> [CHALLENGE]
Return each line containing the string "title".

Dataset excerpts
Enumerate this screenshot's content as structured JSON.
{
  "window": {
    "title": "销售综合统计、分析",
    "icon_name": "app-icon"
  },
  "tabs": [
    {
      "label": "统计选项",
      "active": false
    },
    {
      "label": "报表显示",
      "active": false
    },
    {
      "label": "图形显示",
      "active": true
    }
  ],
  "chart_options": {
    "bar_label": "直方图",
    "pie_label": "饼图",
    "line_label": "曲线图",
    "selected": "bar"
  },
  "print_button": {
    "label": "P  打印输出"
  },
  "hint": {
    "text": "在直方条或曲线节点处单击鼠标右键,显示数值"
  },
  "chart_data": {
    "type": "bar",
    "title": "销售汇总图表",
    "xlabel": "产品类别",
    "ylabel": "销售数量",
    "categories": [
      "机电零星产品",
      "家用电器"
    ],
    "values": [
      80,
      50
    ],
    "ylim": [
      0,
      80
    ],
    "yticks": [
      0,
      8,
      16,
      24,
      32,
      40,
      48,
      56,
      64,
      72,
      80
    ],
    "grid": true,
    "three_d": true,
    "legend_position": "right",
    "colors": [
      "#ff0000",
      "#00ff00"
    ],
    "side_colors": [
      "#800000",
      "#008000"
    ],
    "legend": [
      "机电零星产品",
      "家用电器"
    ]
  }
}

==

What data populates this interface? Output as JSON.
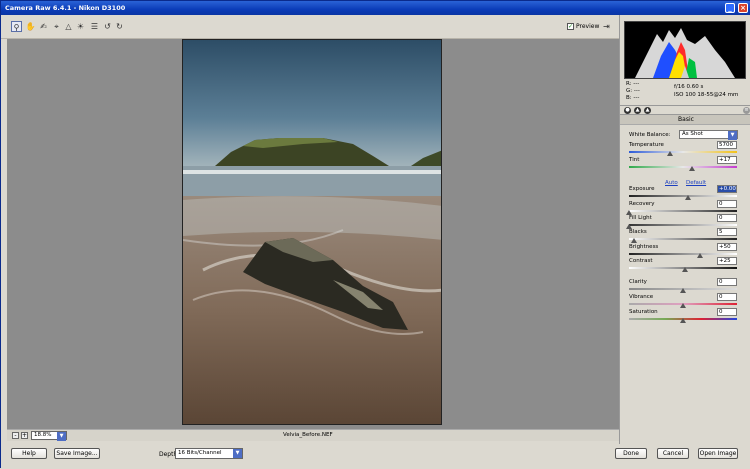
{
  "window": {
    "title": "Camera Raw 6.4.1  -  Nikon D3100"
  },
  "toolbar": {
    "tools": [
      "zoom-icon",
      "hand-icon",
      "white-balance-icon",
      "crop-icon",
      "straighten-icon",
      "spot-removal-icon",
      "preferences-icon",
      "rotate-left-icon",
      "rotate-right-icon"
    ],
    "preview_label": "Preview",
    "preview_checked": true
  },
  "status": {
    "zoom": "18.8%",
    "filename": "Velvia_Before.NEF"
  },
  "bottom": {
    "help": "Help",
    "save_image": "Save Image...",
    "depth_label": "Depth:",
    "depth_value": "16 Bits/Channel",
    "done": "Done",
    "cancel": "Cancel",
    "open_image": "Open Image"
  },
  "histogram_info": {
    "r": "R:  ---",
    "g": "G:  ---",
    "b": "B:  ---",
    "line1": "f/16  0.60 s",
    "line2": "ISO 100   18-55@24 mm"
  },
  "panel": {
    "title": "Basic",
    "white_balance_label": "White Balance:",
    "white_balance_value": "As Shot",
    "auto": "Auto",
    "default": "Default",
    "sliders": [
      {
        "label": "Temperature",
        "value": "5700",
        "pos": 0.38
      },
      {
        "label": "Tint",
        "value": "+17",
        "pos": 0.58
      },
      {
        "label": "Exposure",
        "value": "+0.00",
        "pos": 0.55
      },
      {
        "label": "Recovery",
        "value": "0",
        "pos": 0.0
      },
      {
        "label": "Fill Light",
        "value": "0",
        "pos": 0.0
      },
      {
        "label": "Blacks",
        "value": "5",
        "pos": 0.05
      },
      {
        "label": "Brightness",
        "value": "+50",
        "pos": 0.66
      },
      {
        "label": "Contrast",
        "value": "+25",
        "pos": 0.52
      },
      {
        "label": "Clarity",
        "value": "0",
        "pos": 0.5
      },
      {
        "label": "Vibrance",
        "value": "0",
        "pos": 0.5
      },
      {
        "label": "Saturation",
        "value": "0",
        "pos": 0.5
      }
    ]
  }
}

> [EXERCISE RESPONSE]
    "title": "销售综合统计、分析",
    "title": "销售汇总图表",
    "title": "Camera Raw 6.4.1  -  Nikon D3100"
    "title": "Basic",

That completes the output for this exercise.